* [STORED DATA]:
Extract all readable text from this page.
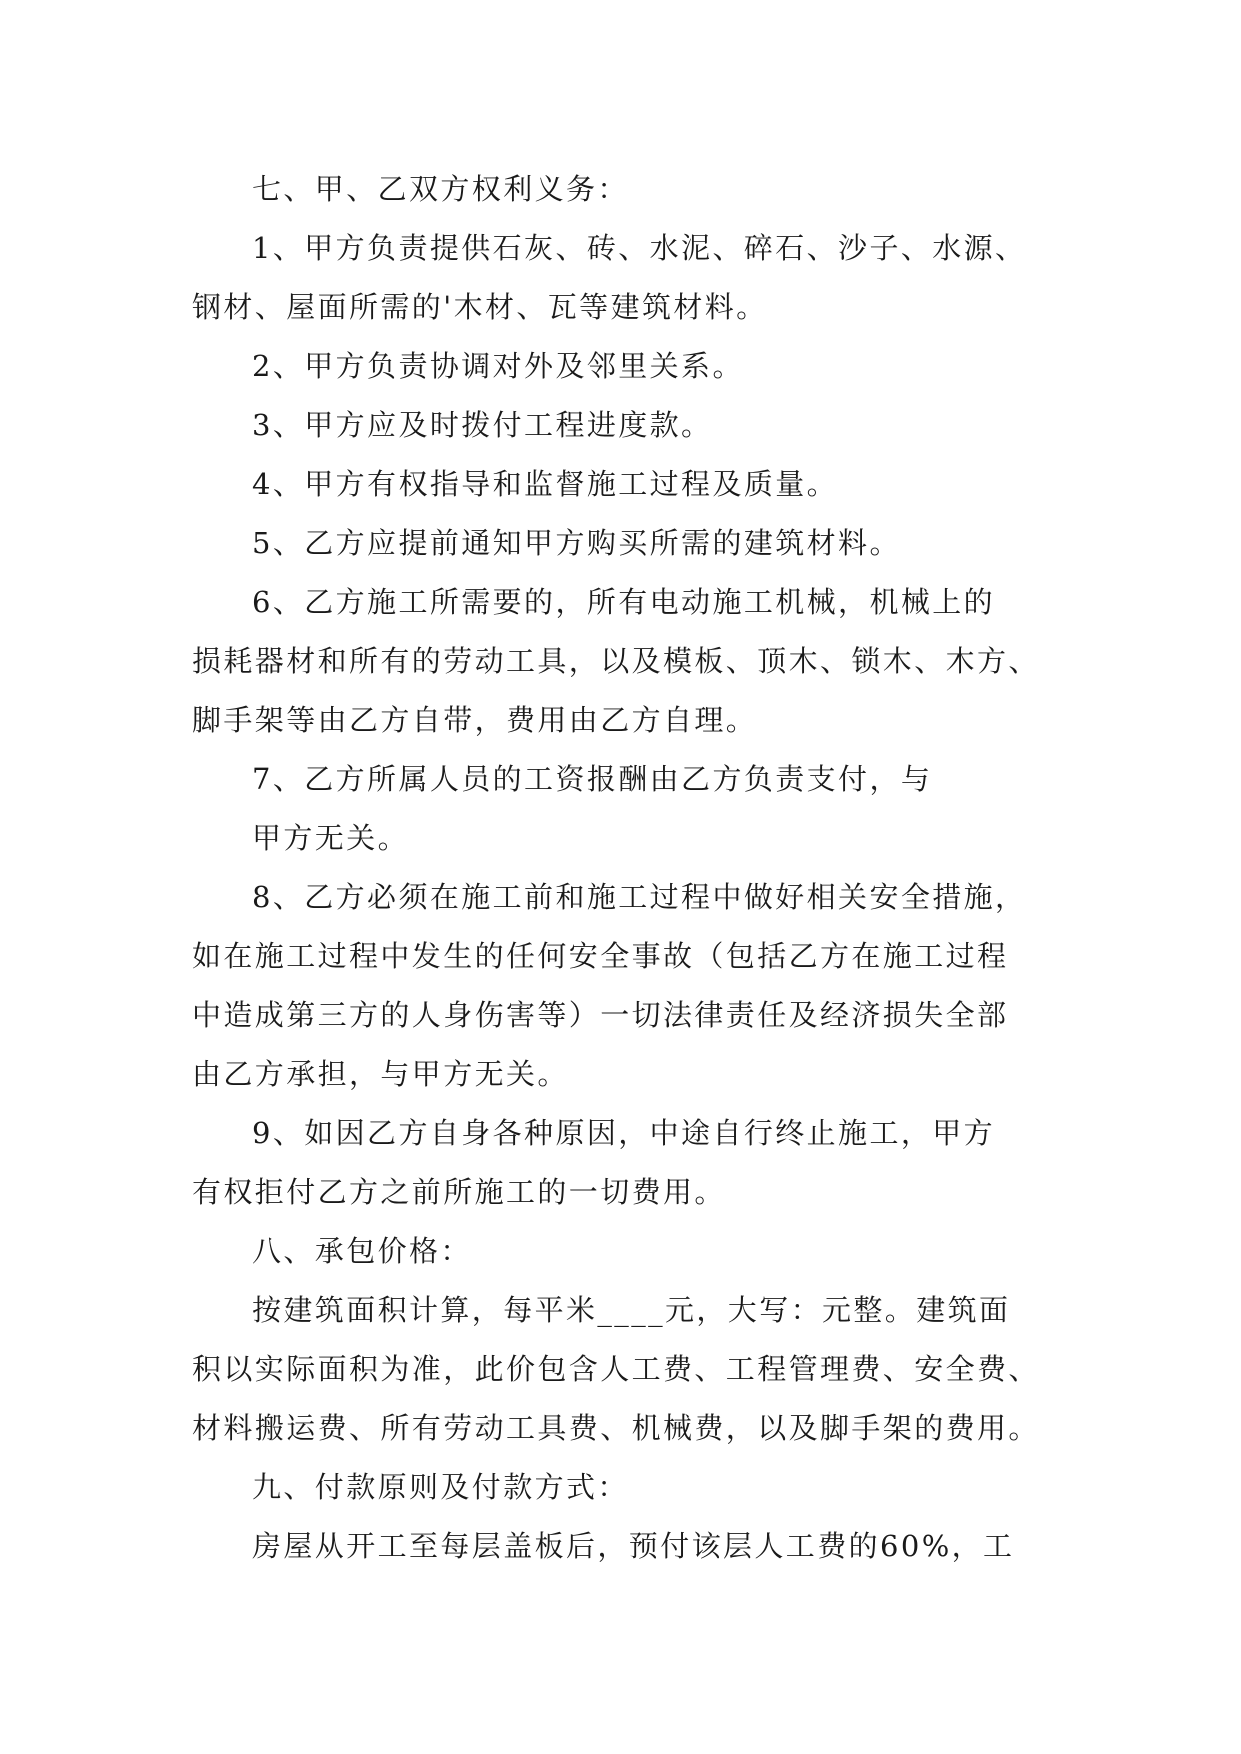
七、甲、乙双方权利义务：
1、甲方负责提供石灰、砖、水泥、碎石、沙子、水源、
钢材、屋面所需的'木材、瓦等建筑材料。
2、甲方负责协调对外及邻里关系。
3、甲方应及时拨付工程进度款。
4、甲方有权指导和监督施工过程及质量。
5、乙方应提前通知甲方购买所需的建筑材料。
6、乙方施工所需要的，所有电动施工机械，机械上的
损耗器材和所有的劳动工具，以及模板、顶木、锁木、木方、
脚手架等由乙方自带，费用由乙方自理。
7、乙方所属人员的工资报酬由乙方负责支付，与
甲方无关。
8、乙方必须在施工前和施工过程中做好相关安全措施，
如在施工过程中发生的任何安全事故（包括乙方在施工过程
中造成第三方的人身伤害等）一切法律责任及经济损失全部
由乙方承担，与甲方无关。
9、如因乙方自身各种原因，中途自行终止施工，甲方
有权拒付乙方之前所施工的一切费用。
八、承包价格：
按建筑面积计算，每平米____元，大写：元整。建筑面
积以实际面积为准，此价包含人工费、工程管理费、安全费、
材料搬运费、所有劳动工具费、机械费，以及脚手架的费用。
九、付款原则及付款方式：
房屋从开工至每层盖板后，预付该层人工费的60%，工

* [REQUIRED TASK]:
Quote the preceding records in their entirety, excluding every picture.

* [FINISHED EXERCISE]:
Extract all readable text from this page.
七、甲、乙双方权利义务：
1、甲方负责提供石灰、砖、水泥、碎石、沙子、水源、
钢材、屋面所需的'木材、瓦等建筑材料。
2、甲方负责协调对外及邻里关系。
3、甲方应及时拨付工程进度款。
4、甲方有权指导和监督施工过程及质量。
5、乙方应提前通知甲方购买所需的建筑材料。
6、乙方施工所需要的，所有电动施工机械，机械上的
损耗器材和所有的劳动工具，以及模板、顶木、锁木、木方、
脚手架等由乙方自带，费用由乙方自理。
7、乙方所属人员的工资报酬由乙方负责支付，与
甲方无关。
8、乙方必须在施工前和施工过程中做好相关安全措施，
如在施工过程中发生的任何安全事故（包括乙方在施工过程
中造成第三方的人身伤害等）一切法律责任及经济损失全部
由乙方承担，与甲方无关。
9、如因乙方自身各种原因，中途自行终止施工，甲方
有权拒付乙方之前所施工的一切费用。
八、承包价格：
按建筑面积计算，每平米____元，大写：元整。建筑面
积以实际面积为准，此价包含人工费、工程管理费、安全费、
材料搬运费、所有劳动工具费、机械费，以及脚手架的费用。
九、付款原则及付款方式：
房屋从开工至每层盖板后，预付该层人工费的60%，工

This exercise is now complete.